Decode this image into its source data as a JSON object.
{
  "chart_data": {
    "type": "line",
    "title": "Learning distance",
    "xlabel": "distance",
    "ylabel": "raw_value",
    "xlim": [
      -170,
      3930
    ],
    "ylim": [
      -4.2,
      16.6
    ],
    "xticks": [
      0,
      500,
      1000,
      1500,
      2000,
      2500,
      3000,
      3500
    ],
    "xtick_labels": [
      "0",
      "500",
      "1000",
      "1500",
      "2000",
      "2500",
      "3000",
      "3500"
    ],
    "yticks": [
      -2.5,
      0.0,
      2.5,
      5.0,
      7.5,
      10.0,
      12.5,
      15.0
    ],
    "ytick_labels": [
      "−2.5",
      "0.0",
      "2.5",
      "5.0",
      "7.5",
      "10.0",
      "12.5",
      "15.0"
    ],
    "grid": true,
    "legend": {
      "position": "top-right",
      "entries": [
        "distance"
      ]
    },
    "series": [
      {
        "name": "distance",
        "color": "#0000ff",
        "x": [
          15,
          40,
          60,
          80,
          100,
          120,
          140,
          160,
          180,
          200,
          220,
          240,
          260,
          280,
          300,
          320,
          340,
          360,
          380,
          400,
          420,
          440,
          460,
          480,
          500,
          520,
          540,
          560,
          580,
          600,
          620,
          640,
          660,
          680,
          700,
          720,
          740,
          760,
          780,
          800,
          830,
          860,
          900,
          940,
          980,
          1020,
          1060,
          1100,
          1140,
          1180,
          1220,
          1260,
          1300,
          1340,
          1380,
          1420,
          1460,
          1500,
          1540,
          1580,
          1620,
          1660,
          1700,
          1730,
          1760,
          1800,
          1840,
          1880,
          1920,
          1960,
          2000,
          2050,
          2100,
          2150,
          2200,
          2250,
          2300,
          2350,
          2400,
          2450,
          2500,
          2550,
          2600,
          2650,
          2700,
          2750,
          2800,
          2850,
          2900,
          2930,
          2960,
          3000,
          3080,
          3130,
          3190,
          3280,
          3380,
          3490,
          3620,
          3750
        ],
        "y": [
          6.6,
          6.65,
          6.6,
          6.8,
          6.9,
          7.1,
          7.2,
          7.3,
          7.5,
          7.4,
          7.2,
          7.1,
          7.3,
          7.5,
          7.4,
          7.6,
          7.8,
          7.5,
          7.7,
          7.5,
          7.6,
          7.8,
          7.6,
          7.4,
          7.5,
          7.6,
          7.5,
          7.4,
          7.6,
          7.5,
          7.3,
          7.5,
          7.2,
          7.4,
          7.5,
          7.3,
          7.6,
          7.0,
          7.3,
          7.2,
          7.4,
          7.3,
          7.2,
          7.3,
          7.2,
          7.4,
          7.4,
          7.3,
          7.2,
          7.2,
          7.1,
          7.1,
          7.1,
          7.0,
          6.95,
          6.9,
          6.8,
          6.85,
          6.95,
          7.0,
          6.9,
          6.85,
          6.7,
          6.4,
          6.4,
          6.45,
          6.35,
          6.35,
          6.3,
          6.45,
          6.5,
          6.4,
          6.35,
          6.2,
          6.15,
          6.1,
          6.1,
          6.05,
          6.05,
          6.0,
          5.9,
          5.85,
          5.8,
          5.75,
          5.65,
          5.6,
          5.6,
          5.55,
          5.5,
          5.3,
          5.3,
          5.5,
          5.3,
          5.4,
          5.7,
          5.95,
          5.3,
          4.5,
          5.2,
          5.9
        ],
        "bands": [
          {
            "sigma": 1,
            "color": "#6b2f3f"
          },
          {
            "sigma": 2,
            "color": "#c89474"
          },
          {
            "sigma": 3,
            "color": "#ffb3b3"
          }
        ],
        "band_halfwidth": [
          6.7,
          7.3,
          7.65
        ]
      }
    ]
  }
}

..........

== WORK TO COMPLETE ==
Search the listing for the string "color". Copy each line where it turns up.

== SOLVED EXERCISE ==
        "color": "#0000ff",
            "color": "#6b2f3f"
            "color": "#c89474"
            "color": "#ffb3b3"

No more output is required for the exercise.